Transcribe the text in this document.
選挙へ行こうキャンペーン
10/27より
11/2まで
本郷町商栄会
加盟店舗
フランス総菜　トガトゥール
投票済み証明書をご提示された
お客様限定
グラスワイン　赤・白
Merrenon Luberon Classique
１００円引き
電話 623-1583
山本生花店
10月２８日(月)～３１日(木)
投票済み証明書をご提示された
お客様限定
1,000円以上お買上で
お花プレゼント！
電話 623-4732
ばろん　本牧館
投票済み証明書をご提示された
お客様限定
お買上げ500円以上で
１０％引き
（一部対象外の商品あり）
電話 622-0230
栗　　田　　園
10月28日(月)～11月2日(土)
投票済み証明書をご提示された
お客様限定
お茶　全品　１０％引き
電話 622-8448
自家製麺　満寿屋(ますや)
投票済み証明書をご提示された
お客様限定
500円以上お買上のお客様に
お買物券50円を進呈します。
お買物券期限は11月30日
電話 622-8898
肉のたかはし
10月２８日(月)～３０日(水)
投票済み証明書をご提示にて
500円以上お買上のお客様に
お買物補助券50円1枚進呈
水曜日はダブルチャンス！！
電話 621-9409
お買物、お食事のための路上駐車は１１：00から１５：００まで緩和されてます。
• • • • • • •
#### [PROMPT]
Every entry must be quoted exactly as it appears above.

#### [REPLY]
Transcribe the text in this document.
選挙へ行こうキャンペーン
10/27より
11/2まで
本郷町商栄会
加盟店舗
フランス総菜　トガトゥール
投票済み証明書をご提示された
お客様限定
グラスワイン　赤・白
Merrenon Luberon Classique
１００円引き
電話 623-1583
山本生花店
10月２８日(月)～３１日(木)
投票済み証明書をご提示された
お客様限定
1,000円以上お買上で
お花プレゼント！
電話 623-4732
ばろん　本牧館
投票済み証明書をご提示された
お客様限定
お買上げ500円以上で
１０％引き
（一部対象外の商品あり）
電話 622-0230
栗　　田　　園
10月28日(月)～11月2日(土)
投票済み証明書をご提示された
お客様限定
お茶　全品　１０％引き
電話 622-8448
自家製麺　満寿屋(ますや)
投票済み証明書をご提示された
お客様限定
500円以上お買上のお客様に
お買物券50円を進呈します。
お買物券期限は11月30日
電話 622-8898
肉のたかはし
10月２８日(月)～３０日(水)
投票済み証明書をご提示にて
500円以上お買上のお客様に
お買物補助券50円1枚進呈
水曜日はダブルチャンス！！
電話 621-9409
お買物、お食事のための路上駐車は１１：00から１５：００まで緩和されてます。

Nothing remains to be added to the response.